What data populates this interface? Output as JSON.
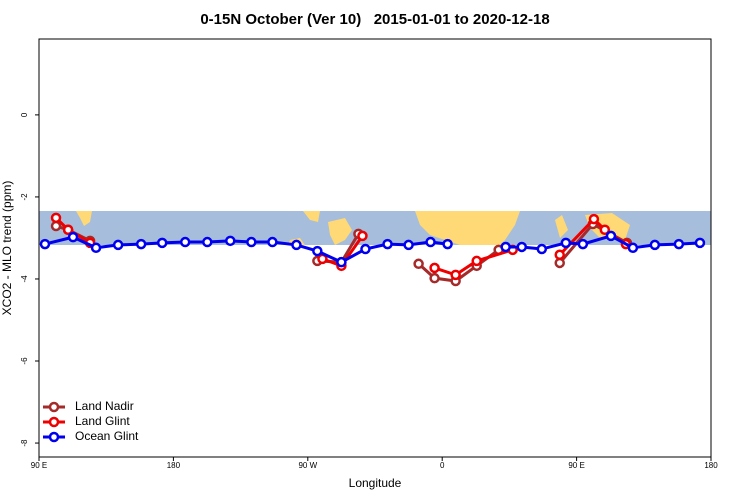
{
  "chart_data": {
    "type": "line",
    "title": "0-15N October (Ver 10)   2015-01-01 to 2020-12-18",
    "xlabel": "Longitude",
    "ylabel": "XCO2 - MLO trend (ppm)",
    "xlim": [
      90,
      540
    ],
    "xticks": [
      {
        "value": 90,
        "label": "90 E"
      },
      {
        "value": 180,
        "label": "180"
      },
      {
        "value": 270,
        "label": "90 W"
      },
      {
        "value": 360,
        "label": "0"
      },
      {
        "value": 450,
        "label": "90 E"
      },
      {
        "value": 540,
        "label": "180"
      }
    ],
    "ylim": [
      -8.34,
      1.85
    ],
    "yticks": [
      0,
      -2,
      -4,
      -6,
      -8
    ],
    "legend": "bottom-left",
    "series": [
      {
        "name": "Land Nadir",
        "color": "#a52a2a",
        "x": [
          101.4,
          109.5,
          124.2,
          null,
          276.4,
          292.5,
          303.9,
          null,
          344.2,
          354.9,
          369,
          383.1,
          397.8,
          null,
          438.7,
          460.9,
          483.7
        ],
        "values": [
          -2.71,
          -2.8,
          -3.07,
          null,
          -3.56,
          -3.59,
          -2.9,
          null,
          -3.63,
          -3.98,
          -4.05,
          -3.68,
          -3.29,
          null,
          -3.61,
          -2.66,
          -3.12
        ]
      },
      {
        "name": "Land Glint",
        "color": "#ee0000",
        "x": [
          101.4,
          109.5,
          124.2,
          null,
          279.8,
          292.5,
          306.6,
          null,
          354.9,
          369,
          383.1,
          407.2,
          null,
          438.7,
          461.6,
          468.9,
          483
        ],
        "values": [
          -2.51,
          -2.8,
          -3.12,
          null,
          -3.51,
          -3.68,
          -2.95,
          null,
          -3.73,
          -3.9,
          -3.56,
          -3.29,
          null,
          -3.41,
          -2.54,
          -2.8,
          -3.15
        ]
      },
      {
        "name": "Ocean Glint",
        "color": "#0000ee",
        "x": [
          94,
          112.8,
          128.2,
          143,
          158.4,
          172.5,
          187.9,
          202.7,
          218.1,
          232.2,
          246.3,
          262.4,
          276.4,
          292.5,
          308.6,
          323.4,
          337.5,
          352.2,
          363.6,
          null,
          402.5,
          413.3,
          426.7,
          442.8,
          454.2,
          473,
          487.7,
          502.4,
          518.5,
          532.6
        ],
        "values": [
          -3.15,
          -2.98,
          -3.24,
          -3.17,
          -3.15,
          -3.12,
          -3.1,
          -3.1,
          -3.07,
          -3.1,
          -3.1,
          -3.17,
          -3.32,
          -3.59,
          -3.27,
          -3.15,
          -3.17,
          -3.1,
          -3.15,
          null,
          -3.22,
          -3.22,
          -3.27,
          -3.12,
          -3.15,
          -2.95,
          -3.24,
          -3.17,
          -3.15,
          -3.12
        ]
      }
    ]
  }
}
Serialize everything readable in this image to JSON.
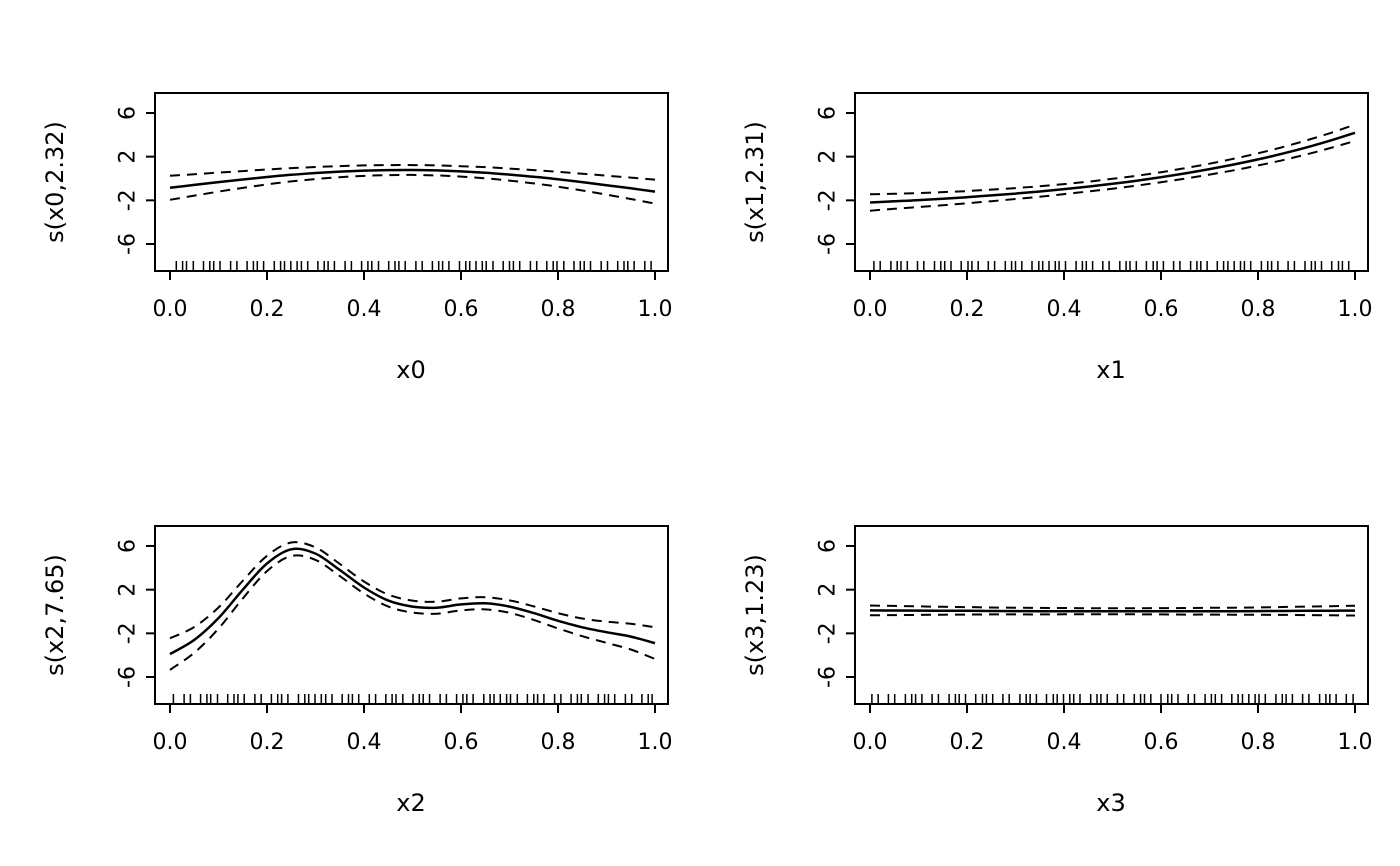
{
  "figure": {
    "background": "#ffffff",
    "line_color": "#000000",
    "layout": "2x2-grid",
    "description": "GAM smooth term plots with 95% confidence bands and data rug"
  },
  "chart_data": [
    {
      "type": "line",
      "title": "",
      "xlabel": "x0",
      "ylabel": "s(x0,2.32)",
      "xlim": [
        0,
        1
      ],
      "ylim": [
        -6,
        6
      ],
      "grid": false,
      "legend": "none",
      "xticks": [
        "0.0",
        "0.2",
        "0.4",
        "0.6",
        "0.8",
        "1.0"
      ],
      "yticks": [
        "-6",
        "-2",
        "2",
        "6"
      ],
      "x": [
        0,
        0.05,
        0.1,
        0.15,
        0.2,
        0.25,
        0.3,
        0.35,
        0.4,
        0.45,
        0.5,
        0.55,
        0.6,
        0.65,
        0.7,
        0.75,
        0.8,
        0.85,
        0.9,
        0.95,
        1
      ],
      "series": [
        {
          "name": "estimate",
          "dashed": false,
          "values": [
            -0.85,
            -0.59,
            -0.33,
            -0.09,
            0.14,
            0.34,
            0.5,
            0.63,
            0.72,
            0.77,
            0.78,
            0.74,
            0.65,
            0.53,
            0.36,
            0.16,
            -0.07,
            -0.33,
            -0.61,
            -0.9,
            -1.2
          ]
        },
        {
          "name": "upper-ci",
          "dashed": true,
          "values": [
            0.25,
            0.39,
            0.54,
            0.68,
            0.82,
            0.95,
            1.05,
            1.14,
            1.2,
            1.23,
            1.23,
            1.2,
            1.13,
            1.04,
            0.91,
            0.77,
            0.61,
            0.44,
            0.26,
            0.08,
            -0.1
          ]
        },
        {
          "name": "lower-ci",
          "dashed": true,
          "values": [
            -1.95,
            -1.57,
            -1.2,
            -0.86,
            -0.54,
            -0.27,
            -0.05,
            0.12,
            0.24,
            0.31,
            0.33,
            0.28,
            0.17,
            0.02,
            -0.19,
            -0.45,
            -0.75,
            -1.1,
            -1.48,
            -1.88,
            -2.3
          ]
        }
      ],
      "rug": [
        0.618,
        0.236,
        0.854,
        0.472,
        0.09,
        0.708,
        0.326,
        0.944,
        0.562,
        0.18,
        0.798,
        0.416,
        0.034,
        0.652,
        0.271,
        0.889,
        0.507,
        0.125,
        0.743,
        0.361,
        0.979,
        0.597,
        0.215,
        0.833,
        0.451,
        0.069,
        0.687,
        0.305,
        0.923,
        0.541,
        0.159,
        0.777,
        0.395,
        0.013,
        0.631,
        0.249,
        0.867,
        0.485,
        0.103,
        0.721,
        0.339,
        0.957,
        0.575,
        0.193,
        0.812,
        0.43,
        0.048,
        0.666,
        0.284,
        0.902,
        0.52,
        0.138,
        0.756,
        0.374,
        0.992,
        0.61,
        0.228,
        0.846,
        0.464,
        0.082,
        0.7,
        0.318,
        0.936,
        0.554,
        0.172,
        0.79,
        0.408,
        0.026,
        0.644,
        0.262
      ]
    },
    {
      "type": "line",
      "title": "",
      "xlabel": "x1",
      "ylabel": "s(x1,2.31)",
      "xlim": [
        0,
        1
      ],
      "ylim": [
        -6,
        6
      ],
      "grid": false,
      "legend": "none",
      "xticks": [
        "0.0",
        "0.2",
        "0.4",
        "0.6",
        "0.8",
        "1.0"
      ],
      "yticks": [
        "-6",
        "-2",
        "2",
        "6"
      ],
      "x": [
        0,
        0.05,
        0.1,
        0.15,
        0.2,
        0.25,
        0.3,
        0.35,
        0.4,
        0.45,
        0.5,
        0.55,
        0.6,
        0.65,
        0.7,
        0.75,
        0.8,
        0.85,
        0.9,
        0.95,
        1
      ],
      "series": [
        {
          "name": "estimate",
          "dashed": false,
          "values": [
            -2.2,
            -2.09,
            -1.98,
            -1.85,
            -1.71,
            -1.55,
            -1.38,
            -1.19,
            -0.97,
            -0.74,
            -0.48,
            -0.2,
            0.12,
            0.47,
            0.86,
            1.28,
            1.75,
            2.27,
            2.85,
            3.49,
            4.19
          ]
        },
        {
          "name": "upper-ci",
          "dashed": true,
          "values": [
            -1.45,
            -1.4,
            -1.34,
            -1.25,
            -1.15,
            -1.02,
            -0.88,
            -0.71,
            -0.51,
            -0.29,
            -0.03,
            0.25,
            0.58,
            0.95,
            1.36,
            1.81,
            2.31,
            2.87,
            3.49,
            4.18,
            4.94
          ]
        },
        {
          "name": "lower-ci",
          "dashed": true,
          "values": [
            -2.95,
            -2.78,
            -2.62,
            -2.45,
            -2.27,
            -2.08,
            -1.88,
            -1.67,
            -1.43,
            -1.19,
            -0.93,
            -0.65,
            -0.34,
            -0.01,
            0.36,
            0.75,
            1.19,
            1.67,
            2.21,
            2.8,
            3.44
          ]
        }
      ],
      "rug": [
        0.382,
        0.764,
        0.146,
        0.528,
        0.91,
        0.292,
        0.674,
        0.056,
        0.438,
        0.82,
        0.202,
        0.584,
        0.966,
        0.348,
        0.729,
        0.111,
        0.493,
        0.875,
        0.257,
        0.639,
        0.021,
        0.403,
        0.785,
        0.167,
        0.549,
        0.931,
        0.313,
        0.695,
        0.077,
        0.459,
        0.841,
        0.223,
        0.605,
        0.987,
        0.369,
        0.751,
        0.133,
        0.515,
        0.897,
        0.279,
        0.661,
        0.043,
        0.425,
        0.807,
        0.188,
        0.57,
        0.952,
        0.334,
        0.716,
        0.098,
        0.48,
        0.862,
        0.244,
        0.626,
        0.008,
        0.39,
        0.772,
        0.154,
        0.536,
        0.918,
        0.3,
        0.682,
        0.064,
        0.446,
        0.828,
        0.21,
        0.592,
        0.974,
        0.356,
        0.738
      ]
    },
    {
      "type": "line",
      "title": "",
      "xlabel": "x2",
      "ylabel": "s(x2,7.65)",
      "xlim": [
        0,
        1
      ],
      "ylim": [
        -6,
        6
      ],
      "grid": false,
      "legend": "none",
      "xticks": [
        "0.0",
        "0.2",
        "0.4",
        "0.6",
        "0.8",
        "1.0"
      ],
      "yticks": [
        "-6",
        "-2",
        "2",
        "6"
      ],
      "x": [
        0,
        0.05,
        0.1,
        0.15,
        0.2,
        0.25,
        0.3,
        0.35,
        0.4,
        0.45,
        0.5,
        0.55,
        0.6,
        0.65,
        0.7,
        0.75,
        0.8,
        0.85,
        0.9,
        0.95,
        1
      ],
      "series": [
        {
          "name": "estimate",
          "dashed": false,
          "values": [
            -3.9,
            -2.6,
            -0.6,
            2,
            4.4,
            5.7,
            5.3,
            3.8,
            2.2,
            1,
            0.45,
            0.35,
            0.65,
            0.75,
            0.45,
            -0.15,
            -0.85,
            -1.45,
            -1.9,
            -2.3,
            -2.9
          ]
        },
        {
          "name": "upper-ci",
          "dashed": true,
          "values": [
            -2.45,
            -1.42,
            0.37,
            2.81,
            5.1,
            6.32,
            5.87,
            4.36,
            2.75,
            1.55,
            1,
            0.9,
            1.2,
            1.31,
            1.02,
            0.47,
            -0.15,
            -0.64,
            -0.93,
            -1.12,
            -1.45
          ]
        },
        {
          "name": "lower-ci",
          "dashed": true,
          "values": [
            -5.35,
            -3.78,
            -1.57,
            1.19,
            3.7,
            5.08,
            4.73,
            3.24,
            1.65,
            0.45,
            -0.1,
            -0.2,
            0.1,
            0.19,
            -0.12,
            -0.77,
            -1.55,
            -2.26,
            -2.87,
            -3.48,
            -4.35
          ]
        }
      ],
      "rug": [
        0.668,
        0.286,
        0.904,
        0.522,
        0.14,
        0.758,
        0.376,
        0.994,
        0.612,
        0.23,
        0.848,
        0.466,
        0.084,
        0.702,
        0.321,
        0.939,
        0.557,
        0.175,
        0.793,
        0.411,
        0.029,
        0.647,
        0.265,
        0.883,
        0.501,
        0.119,
        0.737,
        0.355,
        0.973,
        0.591,
        0.209,
        0.827,
        0.445,
        0.063,
        0.681,
        0.299,
        0.917,
        0.535,
        0.153,
        0.771,
        0.389,
        0.007,
        0.625,
        0.243,
        0.862,
        0.48,
        0.098,
        0.716,
        0.334,
        0.952,
        0.57,
        0.188,
        0.806,
        0.424,
        0.042,
        0.66,
        0.278,
        0.896,
        0.514,
        0.132,
        0.75,
        0.368,
        0.986,
        0.604,
        0.222,
        0.84,
        0.458,
        0.076,
        0.694,
        0.312
      ]
    },
    {
      "type": "line",
      "title": "",
      "xlabel": "x3",
      "ylabel": "s(x3,1.23)",
      "xlim": [
        0,
        1
      ],
      "ylim": [
        -6,
        6
      ],
      "grid": false,
      "legend": "none",
      "xticks": [
        "0.0",
        "0.2",
        "0.4",
        "0.6",
        "0.8",
        "1.0"
      ],
      "yticks": [
        "-6",
        "-2",
        "2",
        "6"
      ],
      "x": [
        0,
        0.05,
        0.1,
        0.15,
        0.2,
        0.25,
        0.3,
        0.35,
        0.4,
        0.45,
        0.5,
        0.55,
        0.6,
        0.65,
        0.7,
        0.75,
        0.8,
        0.85,
        0.9,
        0.95,
        1
      ],
      "series": [
        {
          "name": "estimate",
          "dashed": false,
          "values": [
            0.1,
            0.09,
            0.08,
            0.07,
            0.06,
            0.05,
            0.04,
            0.03,
            0.03,
            0.02,
            0.02,
            0.02,
            0.02,
            0.02,
            0.03,
            0.03,
            0.04,
            0.05,
            0.06,
            0.07,
            0.08
          ]
        },
        {
          "name": "upper-ci",
          "dashed": true,
          "values": [
            0.55,
            0.51,
            0.47,
            0.43,
            0.4,
            0.37,
            0.35,
            0.33,
            0.32,
            0.3,
            0.3,
            0.3,
            0.31,
            0.32,
            0.34,
            0.35,
            0.38,
            0.41,
            0.45,
            0.49,
            0.53
          ]
        },
        {
          "name": "lower-ci",
          "dashed": true,
          "values": [
            -0.35,
            -0.33,
            -0.31,
            -0.29,
            -0.28,
            -0.27,
            -0.27,
            -0.27,
            -0.26,
            -0.26,
            -0.26,
            -0.26,
            -0.27,
            -0.28,
            -0.28,
            -0.29,
            -0.3,
            -0.31,
            -0.33,
            -0.35,
            -0.37
          ]
        }
      ],
      "rug": [
        0.412,
        0.794,
        0.176,
        0.558,
        0.94,
        0.322,
        0.704,
        0.086,
        0.468,
        0.85,
        0.232,
        0.614,
        0.996,
        0.378,
        0.759,
        0.141,
        0.523,
        0.905,
        0.287,
        0.669,
        0.051,
        0.433,
        0.815,
        0.197,
        0.579,
        0.961,
        0.343,
        0.725,
        0.107,
        0.489,
        0.871,
        0.253,
        0.635,
        0.017,
        0.399,
        0.781,
        0.163,
        0.545,
        0.927,
        0.309,
        0.691,
        0.073,
        0.455,
        0.837,
        0.218,
        0.6,
        0.982,
        0.364,
        0.746,
        0.128,
        0.51,
        0.892,
        0.274,
        0.656,
        0.038,
        0.42,
        0.802,
        0.184,
        0.566,
        0.948,
        0.33,
        0.712,
        0.094,
        0.476,
        0.858,
        0.24,
        0.622,
        0.004,
        0.386,
        0.768
      ]
    }
  ]
}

TO DO: Look over the listing. Pull out every line with the string "this" in it.

TASK OUTPUT:
What data populates this interface? Output as JSON.
Serialize everything readable in this image to JSON.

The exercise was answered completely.